__What you need to do__
The data must be reproduced verbatim; images are to be omitted.

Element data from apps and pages
•••

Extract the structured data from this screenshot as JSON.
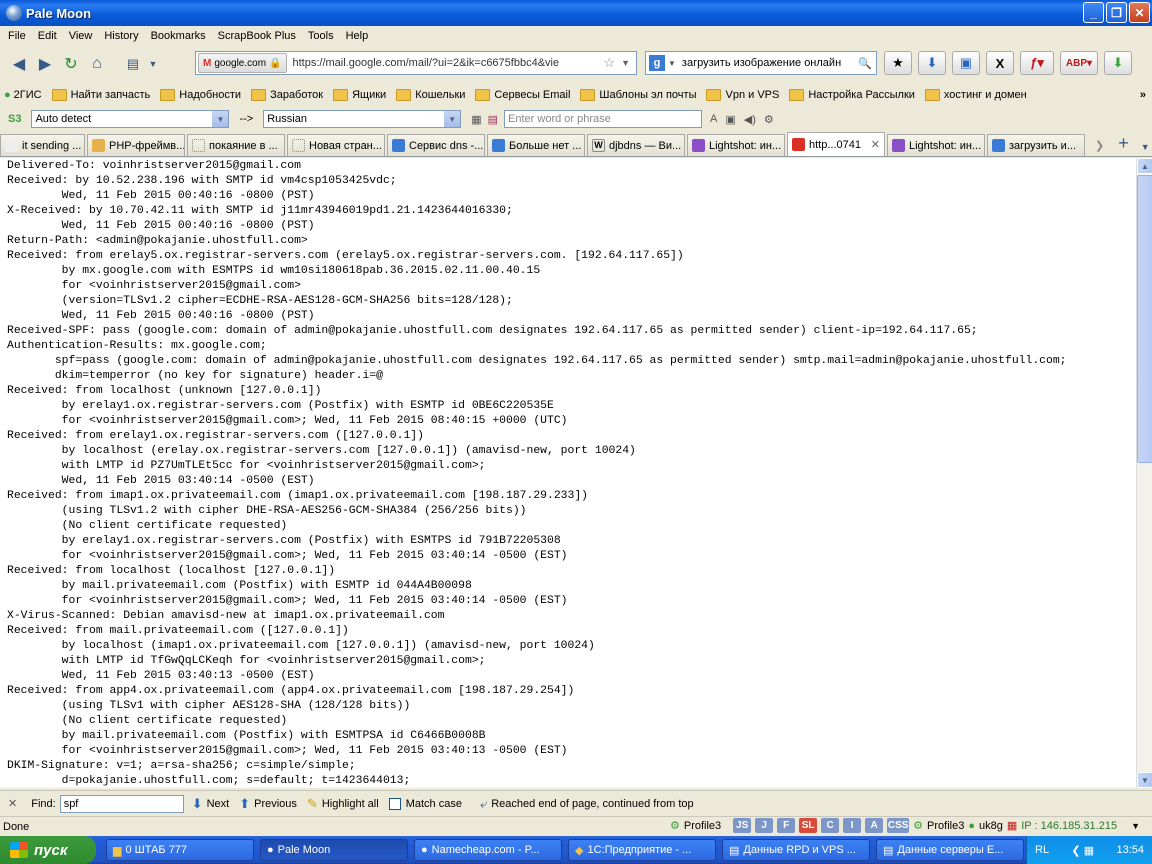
{
  "window": {
    "title": "Pale Moon"
  },
  "menu": [
    "File",
    "Edit",
    "View",
    "History",
    "Bookmarks",
    "ScrapBook Plus",
    "Tools",
    "Help"
  ],
  "nav": {
    "identity_label": "google.com",
    "url": "https://mail.google.com/mail/?ui=2&ik=c6675fbbc4&vie",
    "search_text": "загрузить изображение онлайн"
  },
  "bookmarks": [
    "2ГИС",
    "Найти запчасть",
    "Надобности",
    "Заработок",
    "Ящики",
    "Кошельки",
    "Сервесы Email",
    "Шаблоны эл почты",
    "Vpn и VPS",
    "Настройка Рассылки",
    "хостинг и домен"
  ],
  "translate": {
    "from": "Auto detect",
    "arrow": "-->",
    "to": "Russian",
    "placeholder": "Enter word or phrase"
  },
  "tabs": [
    {
      "label": "it sending ...",
      "color": "#ffffff",
      "active": false
    },
    {
      "label": "PHP-фреймв...",
      "color": "#e8b04a",
      "active": false
    },
    {
      "label": "покаяние в ...",
      "color": "#ffffff",
      "active": false
    },
    {
      "label": "Новая стран...",
      "color": "#ffffff",
      "active": false
    },
    {
      "label": "Сервис dns -...",
      "color": "#3a7bd5",
      "active": false
    },
    {
      "label": "Больше нет ...",
      "color": "#3a7bd5",
      "active": false
    },
    {
      "label": "djbdns — Ви...",
      "color": "#ffffff",
      "active": false
    },
    {
      "label": "Lightshot: ин...",
      "color": "#8a4fc8",
      "active": false
    },
    {
      "label": "http...0741",
      "color": "#d93025",
      "active": true
    },
    {
      "label": "Lightshot: ин...",
      "color": "#8a4fc8",
      "active": false
    },
    {
      "label": "загрузить и...",
      "color": "#3a7bd5",
      "active": false
    }
  ],
  "headers": "Delivered-To: voinhristserver2015@gmail.com\nReceived: by 10.52.238.196 with SMTP id vm4csp1053425vdc;\n        Wed, 11 Feb 2015 00:40:16 -0800 (PST)\nX-Received: by 10.70.42.11 with SMTP id j11mr43946019pd1.21.1423644016330;\n        Wed, 11 Feb 2015 00:40:16 -0800 (PST)\nReturn-Path: <admin@pokajanie.uhostfull.com>\nReceived: from erelay5.ox.registrar-servers.com (erelay5.ox.registrar-servers.com. [192.64.117.65])\n        by mx.google.com with ESMTPS id wm10si180618pab.36.2015.02.11.00.40.15\n        for <voinhristserver2015@gmail.com>\n        (version=TLSv1.2 cipher=ECDHE-RSA-AES128-GCM-SHA256 bits=128/128);\n        Wed, 11 Feb 2015 00:40:16 -0800 (PST)\nReceived-SPF: pass (google.com: domain of admin@pokajanie.uhostfull.com designates 192.64.117.65 as permitted sender) client-ip=192.64.117.65;\nAuthentication-Results: mx.google.com;\n       spf=pass (google.com: domain of admin@pokajanie.uhostfull.com designates 192.64.117.65 as permitted sender) smtp.mail=admin@pokajanie.uhostfull.com;\n       dkim=temperror (no key for signature) header.i=@\nReceived: from localhost (unknown [127.0.0.1])\n        by erelay1.ox.registrar-servers.com (Postfix) with ESMTP id 0BE6C220535E\n        for <voinhristserver2015@gmail.com>; Wed, 11 Feb 2015 08:40:15 +0000 (UTC)\nReceived: from erelay1.ox.registrar-servers.com ([127.0.0.1])\n        by localhost (erelay.ox.registrar-servers.com [127.0.0.1]) (amavisd-new, port 10024)\n        with LMTP id PZ7UmTLEt5cc for <voinhristserver2015@gmail.com>;\n        Wed, 11 Feb 2015 03:40:14 -0500 (EST)\nReceived: from imap1.ox.privateemail.com (imap1.ox.privateemail.com [198.187.29.233])\n        (using TLSv1.2 with cipher DHE-RSA-AES256-GCM-SHA384 (256/256 bits))\n        (No client certificate requested)\n        by erelay1.ox.registrar-servers.com (Postfix) with ESMTPS id 791B72205308\n        for <voinhristserver2015@gmail.com>; Wed, 11 Feb 2015 03:40:14 -0500 (EST)\nReceived: from localhost (localhost [127.0.0.1])\n        by mail.privateemail.com (Postfix) with ESMTP id 044A4B00098\n        for <voinhristserver2015@gmail.com>; Wed, 11 Feb 2015 03:40:14 -0500 (EST)\nX-Virus-Scanned: Debian amavisd-new at imap1.ox.privateemail.com\nReceived: from mail.privateemail.com ([127.0.0.1])\n        by localhost (imap1.ox.privateemail.com [127.0.0.1]) (amavisd-new, port 10024)\n        with LMTP id TfGwQqLCKeqh for <voinhristserver2015@gmail.com>;\n        Wed, 11 Feb 2015 03:40:13 -0500 (EST)\nReceived: from app4.ox.privateemail.com (app4.ox.privateemail.com [198.187.29.254])\n        (using TLSv1 with cipher AES128-SHA (128/128 bits))\n        (No client certificate requested)\n        by mail.privateemail.com (Postfix) with ESMTPSA id C6466B0008B\n        for <voinhristserver2015@gmail.com>; Wed, 11 Feb 2015 03:40:13 -0500 (EST)\nDKIM-Signature: v=1; a=rsa-sha256; c=simple/simple;\n        d=pokajanie.uhostfull.com; s=default; t=1423644013;",
  "find": {
    "label": "Find:",
    "value": "spf",
    "next": "Next",
    "previous": "Previous",
    "highlight": "Highlight all",
    "match_case": "Match case",
    "status": "Reached end of page, continued from top"
  },
  "status": {
    "text": "Done",
    "profile_left": "Profile3",
    "badges": [
      "JS",
      "J",
      "F",
      "SL",
      "C",
      "I",
      "A",
      "CSS"
    ],
    "profile_right": "Profile3",
    "user": "uk8g",
    "ip": "IP : 146.185.31.215"
  },
  "taskbar": {
    "start": "пуск",
    "items": [
      "0 ШТАБ 777",
      "Pale Moon",
      "Namecheap.com - P...",
      "1С:Предприятие - ...",
      "Данные RPD и VPS ...",
      "Данные серверы E..."
    ],
    "lang": "RL",
    "clock": "13:54"
  }
}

•••

__Answer to this exercise__
Extract the structured data from this screenshot as JSON.
{
  "window": {
    "title": "Pale Moon"
  },
  "menu": [
    "File",
    "Edit",
    "View",
    "History",
    "Bookmarks",
    "ScrapBook Plus",
    "Tools",
    "Help"
  ],
  "nav": {
    "identity_label": "google.com",
    "url": "https://mail.google.com/mail/?ui=2&ik=c6675fbbc4&vie",
    "search_text": "загрузить изображение онлайн"
  },
  "bookmarks": [
    "2ГИС",
    "Найти запчасть",
    "Надобности",
    "Заработок",
    "Ящики",
    "Кошельки",
    "Сервесы Email",
    "Шаблоны эл почты",
    "Vpn и VPS",
    "Настройка Рассылки",
    "хостинг и домен"
  ],
  "translate": {
    "from": "Auto detect",
    "arrow": "-->",
    "to": "Russian",
    "placeholder": "Enter word or phrase"
  },
  "tabs": [
    {
      "label": "it sending ...",
      "color": "#ffffff",
      "active": false
    },
    {
      "label": "PHP-фреймв...",
      "color": "#e8b04a",
      "active": false
    },
    {
      "label": "покаяние в ...",
      "color": "#ffffff",
      "active": false
    },
    {
      "label": "Новая стран...",
      "color": "#ffffff",
      "active": false
    },
    {
      "label": "Сервис dns -...",
      "color": "#3a7bd5",
      "active": false
    },
    {
      "label": "Больше нет ...",
      "color": "#3a7bd5",
      "active": false
    },
    {
      "label": "djbdns — Ви...",
      "color": "#ffffff",
      "active": false
    },
    {
      "label": "Lightshot: ин...",
      "color": "#8a4fc8",
      "active": false
    },
    {
      "label": "http...0741",
      "color": "#d93025",
      "active": true
    },
    {
      "label": "Lightshot: ин...",
      "color": "#8a4fc8",
      "active": false
    },
    {
      "label": "загрузить и...",
      "color": "#3a7bd5",
      "active": false
    }
  ],
  "headers": "Delivered-To: voinhristserver2015@gmail.com\nReceived: by 10.52.238.196 with SMTP id vm4csp1053425vdc;\n        Wed, 11 Feb 2015 00:40:16 -0800 (PST)\nX-Received: by 10.70.42.11 with SMTP id j11mr43946019pd1.21.1423644016330;\n        Wed, 11 Feb 2015 00:40:16 -0800 (PST)\nReturn-Path: <admin@pokajanie.uhostfull.com>\nReceived: from erelay5.ox.registrar-servers.com (erelay5.ox.registrar-servers.com. [192.64.117.65])\n        by mx.google.com with ESMTPS id wm10si180618pab.36.2015.02.11.00.40.15\n        for <voinhristserver2015@gmail.com>\n        (version=TLSv1.2 cipher=ECDHE-RSA-AES128-GCM-SHA256 bits=128/128);\n        Wed, 11 Feb 2015 00:40:16 -0800 (PST)\nReceived-SPF: pass (google.com: domain of admin@pokajanie.uhostfull.com designates 192.64.117.65 as permitted sender) client-ip=192.64.117.65;\nAuthentication-Results: mx.google.com;\n       spf=pass (google.com: domain of admin@pokajanie.uhostfull.com designates 192.64.117.65 as permitted sender) smtp.mail=admin@pokajanie.uhostfull.com;\n       dkim=temperror (no key for signature) header.i=@\nReceived: from localhost (unknown [127.0.0.1])\n        by erelay1.ox.registrar-servers.com (Postfix) with ESMTP id 0BE6C220535E\n        for <voinhristserver2015@gmail.com>; Wed, 11 Feb 2015 08:40:15 +0000 (UTC)\nReceived: from erelay1.ox.registrar-servers.com ([127.0.0.1])\n        by localhost (erelay.ox.registrar-servers.com [127.0.0.1]) (amavisd-new, port 10024)\n        with LMTP id PZ7UmTLEt5cc for <voinhristserver2015@gmail.com>;\n        Wed, 11 Feb 2015 03:40:14 -0500 (EST)\nReceived: from imap1.ox.privateemail.com (imap1.ox.privateemail.com [198.187.29.233])\n        (using TLSv1.2 with cipher DHE-RSA-AES256-GCM-SHA384 (256/256 bits))\n        (No client certificate requested)\n        by erelay1.ox.registrar-servers.com (Postfix) with ESMTPS id 791B72205308\n        for <voinhristserver2015@gmail.com>; Wed, 11 Feb 2015 03:40:14 -0500 (EST)\nReceived: from localhost (localhost [127.0.0.1])\n        by mail.privateemail.com (Postfix) with ESMTP id 044A4B00098\n        for <voinhristserver2015@gmail.com>; Wed, 11 Feb 2015 03:40:14 -0500 (EST)\nX-Virus-Scanned: Debian amavisd-new at imap1.ox.privateemail.com\nReceived: from mail.privateemail.com ([127.0.0.1])\n        by localhost (imap1.ox.privateemail.com [127.0.0.1]) (amavisd-new, port 10024)\n        with LMTP id TfGwQqLCKeqh for <voinhristserver2015@gmail.com>;\n        Wed, 11 Feb 2015 03:40:13 -0500 (EST)\nReceived: from app4.ox.privateemail.com (app4.ox.privateemail.com [198.187.29.254])\n        (using TLSv1 with cipher AES128-SHA (128/128 bits))\n        (No client certificate requested)\n        by mail.privateemail.com (Postfix) with ESMTPSA id C6466B0008B\n        for <voinhristserver2015@gmail.com>; Wed, 11 Feb 2015 03:40:13 -0500 (EST)\nDKIM-Signature: v=1; a=rsa-sha256; c=simple/simple;\n        d=pokajanie.uhostfull.com; s=default; t=1423644013;",
  "find": {
    "label": "Find:",
    "value": "spf",
    "next": "Next",
    "previous": "Previous",
    "highlight": "Highlight all",
    "match_case": "Match case",
    "status": "Reached end of page, continued from top"
  },
  "status": {
    "text": "Done",
    "profile_left": "Profile3",
    "badges": [
      "JS",
      "J",
      "F",
      "SL",
      "C",
      "I",
      "A",
      "CSS"
    ],
    "profile_right": "Profile3",
    "user": "uk8g",
    "ip": "IP : 146.185.31.215"
  },
  "taskbar": {
    "start": "пуск",
    "items": [
      "0 ШТАБ 777",
      "Pale Moon",
      "Namecheap.com - P...",
      "1С:Предприятие - ...",
      "Данные RPD и VPS ...",
      "Данные серверы E..."
    ],
    "lang": "RL",
    "clock": "13:54"
  }
}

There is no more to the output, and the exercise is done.